# Start of RECORDS SUPPLIED

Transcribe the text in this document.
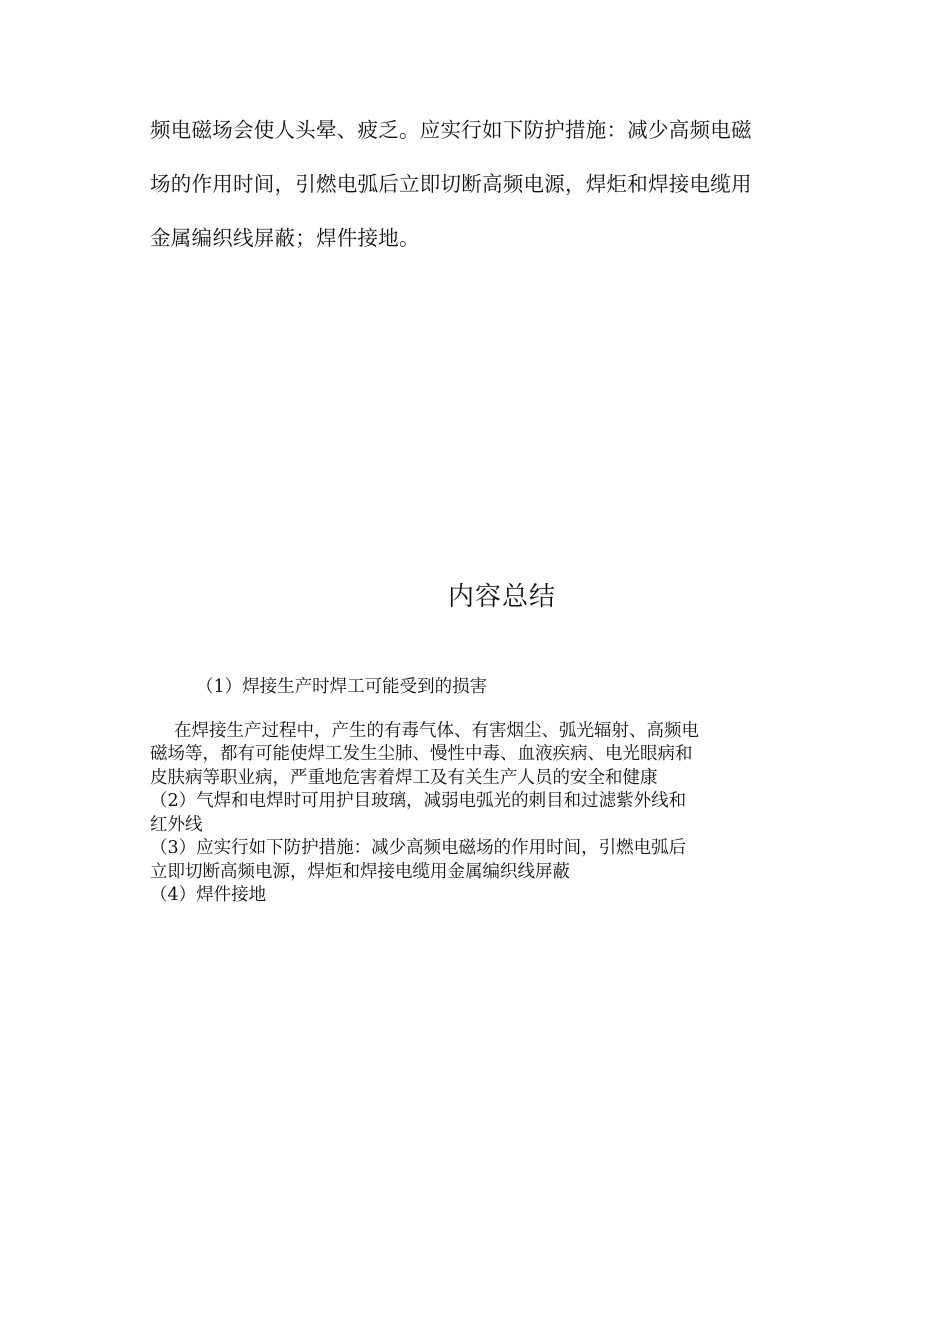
频电磁场会使人头晕、疲乏。应实行如下防护措施：减少高频电磁
场的作用时间，引燃电弧后立即切断高频电源，焊炬和焊接电缆用
金属编织线屏蔽；焊件接地。
内容总结
（1）焊接生产时焊工可能受到的损害
在焊接生产过程中，产生的有毒气体、有害烟尘、弧光辐射、高频电
磁场等，都有可能使焊工发生尘肺、慢性中毒、血液疾病、电光眼病和
皮肤病等职业病，严重地危害着焊工及有关生产人员的安全和健康
（2）气焊和电焊时可用护目玻璃，减弱电弧光的刺目和过滤紫外线和
红外线
（3）应实行如下防护措施：减少高频电磁场的作用时间，引燃电弧后
立即切断高频电源，焊炬和焊接电缆用金属编织线屏蔽
（4）焊件接地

# End of RECORDS SUPPLIED

In your copy, repeat each record exactly and include no pictures.

FINAL RESULT
Transcribe the text in this document.
频电磁场会使人头晕、疲乏。应实行如下防护措施：减少高频电磁
场的作用时间，引燃电弧后立即切断高频电源，焊炬和焊接电缆用
金属编织线屏蔽；焊件接地。
内容总结
（1）焊接生产时焊工可能受到的损害
在焊接生产过程中，产生的有毒气体、有害烟尘、弧光辐射、高频电
磁场等，都有可能使焊工发生尘肺、慢性中毒、血液疾病、电光眼病和
皮肤病等职业病，严重地危害着焊工及有关生产人员的安全和健康
（2）气焊和电焊时可用护目玻璃，减弱电弧光的刺目和过滤紫外线和
红外线
（3）应实行如下防护措施：减少高频电磁场的作用时间，引燃电弧后
立即切断高频电源，焊炬和焊接电缆用金属编织线屏蔽
（4）焊件接地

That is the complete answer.